* _INFORMATION PROVIDED_
◇ ◇ ◇ ◇ ◇

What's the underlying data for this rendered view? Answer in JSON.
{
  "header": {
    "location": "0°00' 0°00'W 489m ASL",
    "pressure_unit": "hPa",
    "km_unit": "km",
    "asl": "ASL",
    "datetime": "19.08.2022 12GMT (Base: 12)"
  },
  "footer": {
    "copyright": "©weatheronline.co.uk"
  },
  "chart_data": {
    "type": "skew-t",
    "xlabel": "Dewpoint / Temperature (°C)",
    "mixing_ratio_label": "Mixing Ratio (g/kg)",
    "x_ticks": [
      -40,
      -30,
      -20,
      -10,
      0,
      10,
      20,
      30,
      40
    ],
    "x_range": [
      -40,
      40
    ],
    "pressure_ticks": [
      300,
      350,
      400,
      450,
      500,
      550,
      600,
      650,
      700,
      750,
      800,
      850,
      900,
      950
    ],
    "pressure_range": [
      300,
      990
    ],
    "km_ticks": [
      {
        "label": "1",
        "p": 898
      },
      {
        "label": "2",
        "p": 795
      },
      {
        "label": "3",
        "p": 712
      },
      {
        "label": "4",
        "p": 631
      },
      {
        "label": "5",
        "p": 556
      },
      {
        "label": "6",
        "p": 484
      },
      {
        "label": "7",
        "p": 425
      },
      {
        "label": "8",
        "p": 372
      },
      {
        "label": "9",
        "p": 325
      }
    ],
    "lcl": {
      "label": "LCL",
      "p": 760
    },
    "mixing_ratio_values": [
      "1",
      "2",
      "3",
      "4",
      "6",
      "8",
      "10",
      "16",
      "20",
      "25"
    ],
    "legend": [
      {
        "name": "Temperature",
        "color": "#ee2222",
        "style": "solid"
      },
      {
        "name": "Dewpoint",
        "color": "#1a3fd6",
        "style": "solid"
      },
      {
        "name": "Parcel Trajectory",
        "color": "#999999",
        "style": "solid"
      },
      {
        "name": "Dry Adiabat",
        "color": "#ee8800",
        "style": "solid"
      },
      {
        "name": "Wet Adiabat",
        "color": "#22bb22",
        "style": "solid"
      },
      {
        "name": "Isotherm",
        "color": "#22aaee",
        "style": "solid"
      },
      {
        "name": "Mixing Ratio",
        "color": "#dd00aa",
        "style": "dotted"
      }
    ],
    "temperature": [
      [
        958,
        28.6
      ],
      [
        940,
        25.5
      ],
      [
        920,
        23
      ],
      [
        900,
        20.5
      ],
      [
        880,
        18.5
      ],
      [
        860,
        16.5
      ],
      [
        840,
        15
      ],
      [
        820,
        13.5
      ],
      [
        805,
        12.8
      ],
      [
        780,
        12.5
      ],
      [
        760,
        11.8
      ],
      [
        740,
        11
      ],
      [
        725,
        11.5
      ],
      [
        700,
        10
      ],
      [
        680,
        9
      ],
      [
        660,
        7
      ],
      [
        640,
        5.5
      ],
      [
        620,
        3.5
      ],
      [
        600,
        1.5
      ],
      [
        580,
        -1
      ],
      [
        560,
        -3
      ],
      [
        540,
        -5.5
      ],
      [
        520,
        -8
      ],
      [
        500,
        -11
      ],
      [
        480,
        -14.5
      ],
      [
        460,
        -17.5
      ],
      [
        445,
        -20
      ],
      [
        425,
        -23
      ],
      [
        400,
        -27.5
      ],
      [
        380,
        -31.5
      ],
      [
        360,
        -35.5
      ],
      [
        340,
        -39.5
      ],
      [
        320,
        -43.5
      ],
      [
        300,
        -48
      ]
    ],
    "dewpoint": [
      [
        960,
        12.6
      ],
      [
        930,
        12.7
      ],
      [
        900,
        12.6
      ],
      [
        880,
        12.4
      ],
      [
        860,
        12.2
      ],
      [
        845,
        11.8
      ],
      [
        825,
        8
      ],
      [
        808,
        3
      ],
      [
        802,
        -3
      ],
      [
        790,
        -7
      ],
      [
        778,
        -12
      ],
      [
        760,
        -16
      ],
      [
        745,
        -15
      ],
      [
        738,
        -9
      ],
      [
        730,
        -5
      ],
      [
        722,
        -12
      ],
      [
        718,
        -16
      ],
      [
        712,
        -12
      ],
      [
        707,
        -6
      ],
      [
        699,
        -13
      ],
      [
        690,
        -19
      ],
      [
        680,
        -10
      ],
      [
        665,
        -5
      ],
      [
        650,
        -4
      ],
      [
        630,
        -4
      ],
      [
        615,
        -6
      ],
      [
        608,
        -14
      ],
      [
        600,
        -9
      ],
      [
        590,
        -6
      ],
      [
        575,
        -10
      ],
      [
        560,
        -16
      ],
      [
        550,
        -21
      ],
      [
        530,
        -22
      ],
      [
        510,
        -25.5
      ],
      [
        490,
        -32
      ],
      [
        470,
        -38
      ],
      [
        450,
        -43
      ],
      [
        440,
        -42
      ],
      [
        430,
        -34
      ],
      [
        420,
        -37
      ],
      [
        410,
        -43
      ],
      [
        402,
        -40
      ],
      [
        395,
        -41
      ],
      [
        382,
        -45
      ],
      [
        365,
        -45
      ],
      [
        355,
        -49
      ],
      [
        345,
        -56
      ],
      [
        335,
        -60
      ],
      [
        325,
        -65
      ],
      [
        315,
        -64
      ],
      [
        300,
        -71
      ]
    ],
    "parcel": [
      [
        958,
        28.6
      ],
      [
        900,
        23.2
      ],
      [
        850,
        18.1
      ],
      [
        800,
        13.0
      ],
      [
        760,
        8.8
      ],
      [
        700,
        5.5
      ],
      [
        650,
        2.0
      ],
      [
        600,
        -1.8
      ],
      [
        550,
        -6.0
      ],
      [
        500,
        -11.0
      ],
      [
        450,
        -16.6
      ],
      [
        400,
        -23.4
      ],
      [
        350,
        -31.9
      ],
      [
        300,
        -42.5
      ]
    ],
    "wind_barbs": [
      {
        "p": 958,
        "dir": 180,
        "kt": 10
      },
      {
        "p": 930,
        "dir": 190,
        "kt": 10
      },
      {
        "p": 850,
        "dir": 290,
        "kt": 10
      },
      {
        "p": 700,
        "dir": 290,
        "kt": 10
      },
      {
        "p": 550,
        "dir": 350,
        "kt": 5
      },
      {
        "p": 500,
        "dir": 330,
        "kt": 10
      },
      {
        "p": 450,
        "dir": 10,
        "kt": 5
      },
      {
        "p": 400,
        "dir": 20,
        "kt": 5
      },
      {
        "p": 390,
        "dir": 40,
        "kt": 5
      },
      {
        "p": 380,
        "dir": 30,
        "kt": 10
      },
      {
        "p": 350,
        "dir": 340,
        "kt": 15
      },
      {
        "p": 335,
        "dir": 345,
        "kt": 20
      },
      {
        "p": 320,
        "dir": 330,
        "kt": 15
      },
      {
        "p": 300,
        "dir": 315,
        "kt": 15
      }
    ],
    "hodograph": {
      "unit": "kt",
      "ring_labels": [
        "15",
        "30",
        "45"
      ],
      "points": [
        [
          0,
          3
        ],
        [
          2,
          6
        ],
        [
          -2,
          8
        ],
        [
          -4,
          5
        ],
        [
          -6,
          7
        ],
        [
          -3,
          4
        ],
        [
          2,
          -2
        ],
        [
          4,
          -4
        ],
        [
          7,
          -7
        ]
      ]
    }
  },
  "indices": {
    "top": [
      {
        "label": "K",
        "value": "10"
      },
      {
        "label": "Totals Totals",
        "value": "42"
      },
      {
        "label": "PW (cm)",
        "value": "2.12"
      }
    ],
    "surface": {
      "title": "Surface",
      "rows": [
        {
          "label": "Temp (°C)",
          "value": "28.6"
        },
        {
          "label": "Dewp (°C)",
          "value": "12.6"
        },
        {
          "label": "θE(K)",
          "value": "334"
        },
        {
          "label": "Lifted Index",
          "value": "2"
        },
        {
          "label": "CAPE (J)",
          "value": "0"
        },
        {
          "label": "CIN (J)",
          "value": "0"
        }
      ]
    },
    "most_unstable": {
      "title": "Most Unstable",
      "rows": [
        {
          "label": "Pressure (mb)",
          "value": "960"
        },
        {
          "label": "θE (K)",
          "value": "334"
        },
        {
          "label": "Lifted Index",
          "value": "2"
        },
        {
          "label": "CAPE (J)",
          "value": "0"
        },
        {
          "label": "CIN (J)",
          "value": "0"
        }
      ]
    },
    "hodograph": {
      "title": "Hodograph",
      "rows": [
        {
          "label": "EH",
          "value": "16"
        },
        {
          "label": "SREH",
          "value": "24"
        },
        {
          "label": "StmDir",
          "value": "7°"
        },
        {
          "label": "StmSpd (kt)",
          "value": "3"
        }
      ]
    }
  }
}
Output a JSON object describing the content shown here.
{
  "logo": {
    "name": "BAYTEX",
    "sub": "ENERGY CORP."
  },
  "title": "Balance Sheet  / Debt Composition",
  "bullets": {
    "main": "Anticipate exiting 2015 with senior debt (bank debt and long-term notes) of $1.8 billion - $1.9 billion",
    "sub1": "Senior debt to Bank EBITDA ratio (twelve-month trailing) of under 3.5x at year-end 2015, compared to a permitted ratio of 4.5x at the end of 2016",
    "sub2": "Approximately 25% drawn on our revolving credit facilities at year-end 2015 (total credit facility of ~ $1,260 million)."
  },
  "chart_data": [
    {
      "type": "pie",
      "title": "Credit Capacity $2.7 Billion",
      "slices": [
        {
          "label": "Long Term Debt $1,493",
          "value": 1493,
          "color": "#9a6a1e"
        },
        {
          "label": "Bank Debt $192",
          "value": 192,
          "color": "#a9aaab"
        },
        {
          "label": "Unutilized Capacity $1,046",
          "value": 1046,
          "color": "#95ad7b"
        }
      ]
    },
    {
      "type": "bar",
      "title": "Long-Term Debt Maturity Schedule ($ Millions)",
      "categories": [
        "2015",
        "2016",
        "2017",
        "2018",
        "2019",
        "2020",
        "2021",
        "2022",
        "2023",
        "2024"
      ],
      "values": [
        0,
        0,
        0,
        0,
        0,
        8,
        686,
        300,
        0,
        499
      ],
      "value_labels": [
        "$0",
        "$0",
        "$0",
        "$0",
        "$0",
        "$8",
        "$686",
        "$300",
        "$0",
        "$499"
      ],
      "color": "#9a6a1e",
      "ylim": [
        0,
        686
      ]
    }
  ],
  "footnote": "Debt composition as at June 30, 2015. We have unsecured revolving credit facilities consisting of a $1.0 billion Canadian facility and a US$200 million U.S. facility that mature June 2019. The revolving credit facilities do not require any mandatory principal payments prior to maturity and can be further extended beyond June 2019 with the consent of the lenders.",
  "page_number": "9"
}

◇ ◇ ◇ ◇ ◇

Pull every line containing "facilities" out of the data above.

    "sub2": "Approximately 25% drawn on our revolving credit facilities at year-end 2015 (total credit facility of ~ $1,260 million)."
  "footnote": "Debt composition as at June 30, 2015. We have unsecured revolving credit facilities consisting of a $1.0 billion Canadian facility and a US$200 million U.S. facility that mature June 2019. The revolving credit facilities do not require any mandatory principal payments prior to maturity and can be further extended beyond June 2019 with the consent of the lenders.",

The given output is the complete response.